[Stored dataset items]
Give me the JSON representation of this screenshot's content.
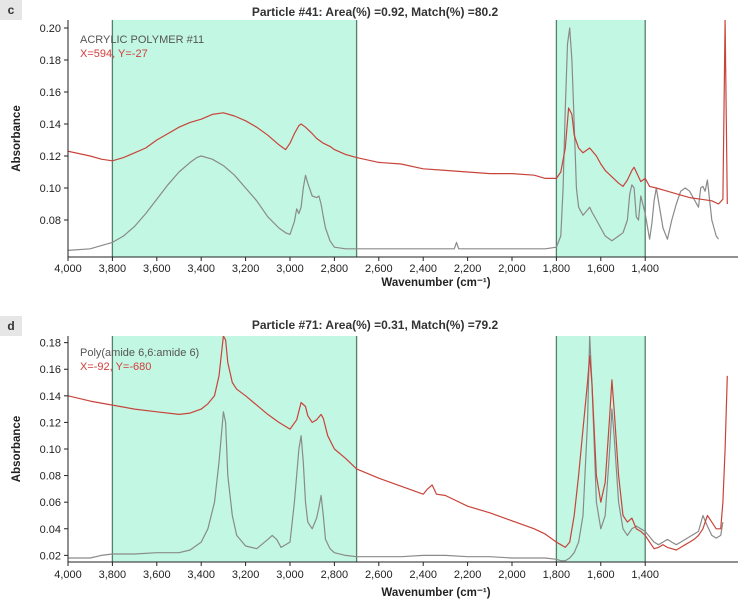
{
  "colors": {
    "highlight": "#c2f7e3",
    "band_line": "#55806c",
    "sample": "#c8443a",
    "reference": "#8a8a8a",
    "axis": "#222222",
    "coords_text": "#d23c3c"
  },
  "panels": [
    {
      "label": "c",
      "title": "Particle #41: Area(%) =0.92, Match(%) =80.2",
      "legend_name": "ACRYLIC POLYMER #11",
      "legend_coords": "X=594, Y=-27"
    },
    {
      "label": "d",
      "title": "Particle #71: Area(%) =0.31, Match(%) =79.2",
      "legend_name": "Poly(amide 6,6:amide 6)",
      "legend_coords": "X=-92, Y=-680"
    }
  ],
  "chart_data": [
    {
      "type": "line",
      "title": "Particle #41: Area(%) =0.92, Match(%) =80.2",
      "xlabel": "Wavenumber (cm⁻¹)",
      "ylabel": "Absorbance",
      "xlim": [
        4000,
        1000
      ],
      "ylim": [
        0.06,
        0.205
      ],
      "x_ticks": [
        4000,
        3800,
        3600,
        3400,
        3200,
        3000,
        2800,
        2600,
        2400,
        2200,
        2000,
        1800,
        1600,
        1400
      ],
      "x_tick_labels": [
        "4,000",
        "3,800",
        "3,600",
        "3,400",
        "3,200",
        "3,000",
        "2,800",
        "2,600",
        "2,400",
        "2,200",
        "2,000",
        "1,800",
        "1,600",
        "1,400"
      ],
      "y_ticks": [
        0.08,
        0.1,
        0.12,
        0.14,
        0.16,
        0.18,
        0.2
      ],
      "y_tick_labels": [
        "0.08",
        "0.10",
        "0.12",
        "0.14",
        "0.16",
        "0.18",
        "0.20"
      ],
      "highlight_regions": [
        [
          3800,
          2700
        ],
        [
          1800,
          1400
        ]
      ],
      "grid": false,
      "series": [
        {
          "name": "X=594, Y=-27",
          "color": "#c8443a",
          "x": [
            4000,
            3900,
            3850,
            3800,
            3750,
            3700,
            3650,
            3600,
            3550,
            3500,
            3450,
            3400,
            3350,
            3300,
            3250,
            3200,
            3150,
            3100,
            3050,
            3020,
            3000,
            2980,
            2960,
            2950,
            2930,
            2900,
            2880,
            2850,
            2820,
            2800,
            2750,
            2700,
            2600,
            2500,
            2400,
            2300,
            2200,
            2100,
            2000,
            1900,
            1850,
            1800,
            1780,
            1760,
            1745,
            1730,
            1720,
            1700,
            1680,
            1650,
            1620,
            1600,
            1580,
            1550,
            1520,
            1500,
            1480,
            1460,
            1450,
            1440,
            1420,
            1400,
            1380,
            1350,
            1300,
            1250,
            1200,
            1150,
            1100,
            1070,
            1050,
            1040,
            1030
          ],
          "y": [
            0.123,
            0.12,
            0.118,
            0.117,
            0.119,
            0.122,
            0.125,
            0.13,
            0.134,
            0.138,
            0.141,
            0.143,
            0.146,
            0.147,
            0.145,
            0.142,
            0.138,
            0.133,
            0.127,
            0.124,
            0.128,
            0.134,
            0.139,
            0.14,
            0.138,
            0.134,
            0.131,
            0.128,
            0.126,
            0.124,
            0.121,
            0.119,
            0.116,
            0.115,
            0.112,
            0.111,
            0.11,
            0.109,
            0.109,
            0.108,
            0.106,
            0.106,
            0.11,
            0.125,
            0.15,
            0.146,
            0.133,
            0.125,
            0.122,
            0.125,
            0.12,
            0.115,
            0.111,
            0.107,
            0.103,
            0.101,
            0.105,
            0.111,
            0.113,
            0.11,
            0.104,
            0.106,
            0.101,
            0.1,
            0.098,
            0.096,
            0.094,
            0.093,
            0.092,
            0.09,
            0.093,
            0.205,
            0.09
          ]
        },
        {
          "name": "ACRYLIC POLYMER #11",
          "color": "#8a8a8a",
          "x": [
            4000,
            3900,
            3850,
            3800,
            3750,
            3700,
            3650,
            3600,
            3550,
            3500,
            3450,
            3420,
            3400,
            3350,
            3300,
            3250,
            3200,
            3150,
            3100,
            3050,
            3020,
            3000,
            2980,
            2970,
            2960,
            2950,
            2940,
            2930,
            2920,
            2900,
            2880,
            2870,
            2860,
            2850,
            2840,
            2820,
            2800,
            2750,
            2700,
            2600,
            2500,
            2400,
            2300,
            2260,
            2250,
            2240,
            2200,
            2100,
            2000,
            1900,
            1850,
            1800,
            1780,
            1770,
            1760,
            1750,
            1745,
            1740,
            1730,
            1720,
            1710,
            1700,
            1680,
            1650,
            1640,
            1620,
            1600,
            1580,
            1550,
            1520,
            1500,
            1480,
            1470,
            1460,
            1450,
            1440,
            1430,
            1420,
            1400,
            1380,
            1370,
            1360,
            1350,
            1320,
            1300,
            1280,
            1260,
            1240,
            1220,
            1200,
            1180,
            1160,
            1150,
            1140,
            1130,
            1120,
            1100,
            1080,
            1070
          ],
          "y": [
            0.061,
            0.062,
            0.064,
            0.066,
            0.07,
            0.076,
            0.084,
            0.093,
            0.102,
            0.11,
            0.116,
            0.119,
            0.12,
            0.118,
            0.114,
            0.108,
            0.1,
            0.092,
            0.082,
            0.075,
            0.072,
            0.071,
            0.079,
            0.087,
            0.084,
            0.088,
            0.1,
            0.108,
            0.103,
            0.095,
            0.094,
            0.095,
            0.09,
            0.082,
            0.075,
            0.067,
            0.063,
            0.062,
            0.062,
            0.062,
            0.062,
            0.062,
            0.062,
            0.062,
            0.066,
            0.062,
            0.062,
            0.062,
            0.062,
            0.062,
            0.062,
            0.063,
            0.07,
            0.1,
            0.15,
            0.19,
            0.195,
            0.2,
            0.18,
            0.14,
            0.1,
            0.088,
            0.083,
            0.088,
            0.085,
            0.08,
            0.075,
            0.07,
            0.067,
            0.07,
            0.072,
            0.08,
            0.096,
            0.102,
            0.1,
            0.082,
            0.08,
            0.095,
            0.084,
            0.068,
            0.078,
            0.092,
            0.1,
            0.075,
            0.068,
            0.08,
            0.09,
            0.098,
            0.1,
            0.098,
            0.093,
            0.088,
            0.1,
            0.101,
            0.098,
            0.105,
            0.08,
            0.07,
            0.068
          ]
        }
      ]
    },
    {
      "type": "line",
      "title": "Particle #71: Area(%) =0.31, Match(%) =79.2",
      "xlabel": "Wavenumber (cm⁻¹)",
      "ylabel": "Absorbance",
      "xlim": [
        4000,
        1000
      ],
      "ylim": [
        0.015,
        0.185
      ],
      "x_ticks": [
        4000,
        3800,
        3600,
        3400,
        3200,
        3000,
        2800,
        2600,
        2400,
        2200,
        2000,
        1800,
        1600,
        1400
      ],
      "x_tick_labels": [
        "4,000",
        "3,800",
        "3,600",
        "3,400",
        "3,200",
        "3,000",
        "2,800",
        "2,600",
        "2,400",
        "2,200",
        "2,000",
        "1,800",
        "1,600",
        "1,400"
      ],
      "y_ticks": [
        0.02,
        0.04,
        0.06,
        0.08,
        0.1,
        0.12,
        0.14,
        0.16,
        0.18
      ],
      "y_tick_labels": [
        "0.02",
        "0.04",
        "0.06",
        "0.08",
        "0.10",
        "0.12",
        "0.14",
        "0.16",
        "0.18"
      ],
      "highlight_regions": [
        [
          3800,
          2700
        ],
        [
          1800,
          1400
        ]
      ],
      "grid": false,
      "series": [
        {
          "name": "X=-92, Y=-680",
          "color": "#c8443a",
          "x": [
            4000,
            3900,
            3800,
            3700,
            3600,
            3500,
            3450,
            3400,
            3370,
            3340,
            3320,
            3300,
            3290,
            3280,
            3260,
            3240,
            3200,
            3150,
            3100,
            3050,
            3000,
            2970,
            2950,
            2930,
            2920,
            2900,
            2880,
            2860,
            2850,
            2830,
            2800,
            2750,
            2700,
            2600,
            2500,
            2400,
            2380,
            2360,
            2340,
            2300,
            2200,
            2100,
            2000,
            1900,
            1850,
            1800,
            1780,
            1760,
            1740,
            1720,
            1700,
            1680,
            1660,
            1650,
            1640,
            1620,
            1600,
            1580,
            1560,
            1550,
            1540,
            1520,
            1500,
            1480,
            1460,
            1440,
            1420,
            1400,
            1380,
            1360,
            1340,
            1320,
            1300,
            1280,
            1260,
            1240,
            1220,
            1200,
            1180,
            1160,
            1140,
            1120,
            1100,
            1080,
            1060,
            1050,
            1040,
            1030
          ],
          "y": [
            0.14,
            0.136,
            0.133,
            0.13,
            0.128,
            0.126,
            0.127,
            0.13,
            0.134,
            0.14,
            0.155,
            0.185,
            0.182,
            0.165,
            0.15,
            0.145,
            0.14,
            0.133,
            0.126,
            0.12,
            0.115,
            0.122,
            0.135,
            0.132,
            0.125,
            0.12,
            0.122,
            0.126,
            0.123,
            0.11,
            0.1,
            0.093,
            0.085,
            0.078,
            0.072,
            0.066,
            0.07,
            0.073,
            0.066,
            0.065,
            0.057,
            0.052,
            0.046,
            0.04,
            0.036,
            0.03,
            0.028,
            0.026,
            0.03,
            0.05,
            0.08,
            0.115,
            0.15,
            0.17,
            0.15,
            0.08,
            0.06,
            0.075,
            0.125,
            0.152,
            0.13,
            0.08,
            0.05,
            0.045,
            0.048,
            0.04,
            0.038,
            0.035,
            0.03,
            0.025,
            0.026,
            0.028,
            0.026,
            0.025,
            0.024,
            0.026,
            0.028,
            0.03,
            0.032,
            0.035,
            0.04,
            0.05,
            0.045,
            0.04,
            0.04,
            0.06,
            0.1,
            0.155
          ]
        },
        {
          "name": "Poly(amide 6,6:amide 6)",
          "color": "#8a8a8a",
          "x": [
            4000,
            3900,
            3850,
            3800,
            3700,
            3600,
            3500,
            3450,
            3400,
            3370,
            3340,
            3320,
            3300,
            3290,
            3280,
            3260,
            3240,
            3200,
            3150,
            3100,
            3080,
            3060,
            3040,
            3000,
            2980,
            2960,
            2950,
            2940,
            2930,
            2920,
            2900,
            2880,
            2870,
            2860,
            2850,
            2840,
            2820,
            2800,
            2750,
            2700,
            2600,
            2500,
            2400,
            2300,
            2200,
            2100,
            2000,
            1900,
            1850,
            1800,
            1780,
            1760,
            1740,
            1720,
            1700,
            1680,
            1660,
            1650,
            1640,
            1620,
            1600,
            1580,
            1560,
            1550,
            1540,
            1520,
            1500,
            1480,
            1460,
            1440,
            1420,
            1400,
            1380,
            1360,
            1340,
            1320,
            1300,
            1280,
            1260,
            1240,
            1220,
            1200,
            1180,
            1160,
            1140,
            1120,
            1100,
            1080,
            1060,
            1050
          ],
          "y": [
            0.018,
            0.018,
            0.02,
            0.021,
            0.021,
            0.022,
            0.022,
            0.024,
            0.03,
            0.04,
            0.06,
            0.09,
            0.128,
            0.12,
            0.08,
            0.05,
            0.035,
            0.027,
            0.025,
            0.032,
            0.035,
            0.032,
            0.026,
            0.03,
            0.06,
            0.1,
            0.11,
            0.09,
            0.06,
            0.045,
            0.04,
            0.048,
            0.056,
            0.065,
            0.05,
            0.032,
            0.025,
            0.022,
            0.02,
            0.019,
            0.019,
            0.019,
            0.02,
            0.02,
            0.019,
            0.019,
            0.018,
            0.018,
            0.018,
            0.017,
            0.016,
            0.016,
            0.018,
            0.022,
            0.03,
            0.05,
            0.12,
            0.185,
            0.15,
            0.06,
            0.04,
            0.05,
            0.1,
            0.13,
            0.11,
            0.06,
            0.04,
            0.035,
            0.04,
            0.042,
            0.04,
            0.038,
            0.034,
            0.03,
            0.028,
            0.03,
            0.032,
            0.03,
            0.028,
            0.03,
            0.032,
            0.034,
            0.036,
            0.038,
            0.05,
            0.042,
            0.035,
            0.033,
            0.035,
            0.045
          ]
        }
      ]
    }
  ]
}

EXERCISE INSTRUCTIONS.
Collect the lines that hold "ACRYLIC".

TASK SOLUTION.
      "legend_name": "ACRYLIC POLYMER #11",
          "name": "ACRYLIC POLYMER #11",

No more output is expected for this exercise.